>> begin Recorded data

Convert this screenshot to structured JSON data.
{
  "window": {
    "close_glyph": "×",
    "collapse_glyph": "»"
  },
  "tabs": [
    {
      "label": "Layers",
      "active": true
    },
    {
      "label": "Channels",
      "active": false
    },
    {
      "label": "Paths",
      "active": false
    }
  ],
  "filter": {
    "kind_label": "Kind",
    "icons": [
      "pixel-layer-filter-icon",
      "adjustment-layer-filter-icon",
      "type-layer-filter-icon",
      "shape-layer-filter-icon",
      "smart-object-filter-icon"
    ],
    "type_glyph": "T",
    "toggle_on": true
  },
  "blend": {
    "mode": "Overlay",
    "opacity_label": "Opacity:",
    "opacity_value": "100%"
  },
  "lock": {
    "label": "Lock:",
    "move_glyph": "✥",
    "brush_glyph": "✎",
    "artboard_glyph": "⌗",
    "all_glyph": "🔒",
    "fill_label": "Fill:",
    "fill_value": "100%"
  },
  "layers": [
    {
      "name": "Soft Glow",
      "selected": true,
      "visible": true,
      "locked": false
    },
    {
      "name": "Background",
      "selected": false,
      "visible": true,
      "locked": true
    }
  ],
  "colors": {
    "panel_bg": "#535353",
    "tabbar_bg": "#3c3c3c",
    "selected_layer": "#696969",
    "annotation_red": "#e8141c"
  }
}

>> end Recorded data
>> begin Recorded data

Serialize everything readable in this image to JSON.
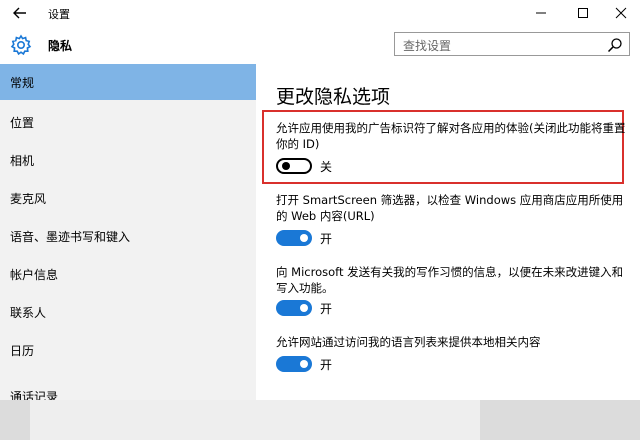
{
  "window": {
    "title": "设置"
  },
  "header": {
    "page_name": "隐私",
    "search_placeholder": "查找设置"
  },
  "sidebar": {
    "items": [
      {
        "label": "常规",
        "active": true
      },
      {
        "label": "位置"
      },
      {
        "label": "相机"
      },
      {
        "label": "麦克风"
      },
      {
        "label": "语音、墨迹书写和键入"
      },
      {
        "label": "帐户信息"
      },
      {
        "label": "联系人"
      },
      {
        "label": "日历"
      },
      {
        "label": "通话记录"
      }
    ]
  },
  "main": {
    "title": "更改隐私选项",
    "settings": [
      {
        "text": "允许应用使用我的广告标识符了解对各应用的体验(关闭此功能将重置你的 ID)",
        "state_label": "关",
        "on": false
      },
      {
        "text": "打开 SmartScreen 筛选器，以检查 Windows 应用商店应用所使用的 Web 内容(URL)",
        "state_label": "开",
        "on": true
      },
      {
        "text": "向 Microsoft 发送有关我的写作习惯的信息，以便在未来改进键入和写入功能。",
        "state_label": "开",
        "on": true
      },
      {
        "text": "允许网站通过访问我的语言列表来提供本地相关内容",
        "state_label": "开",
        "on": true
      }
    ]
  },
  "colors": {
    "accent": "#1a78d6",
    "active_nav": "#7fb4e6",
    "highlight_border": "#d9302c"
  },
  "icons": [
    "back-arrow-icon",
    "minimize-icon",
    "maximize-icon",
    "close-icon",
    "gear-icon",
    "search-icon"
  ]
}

>> end Recorded data

◆ Work to complete: Scan the listing above for the word "filter" and copy every line that holds it.

◆ Expected answer:
  "filter": {
      "pixel-layer-filter-icon",
      "adjustment-layer-filter-icon",
      "type-layer-filter-icon",
      "shape-layer-filter-icon",
      "smart-object-filter-icon"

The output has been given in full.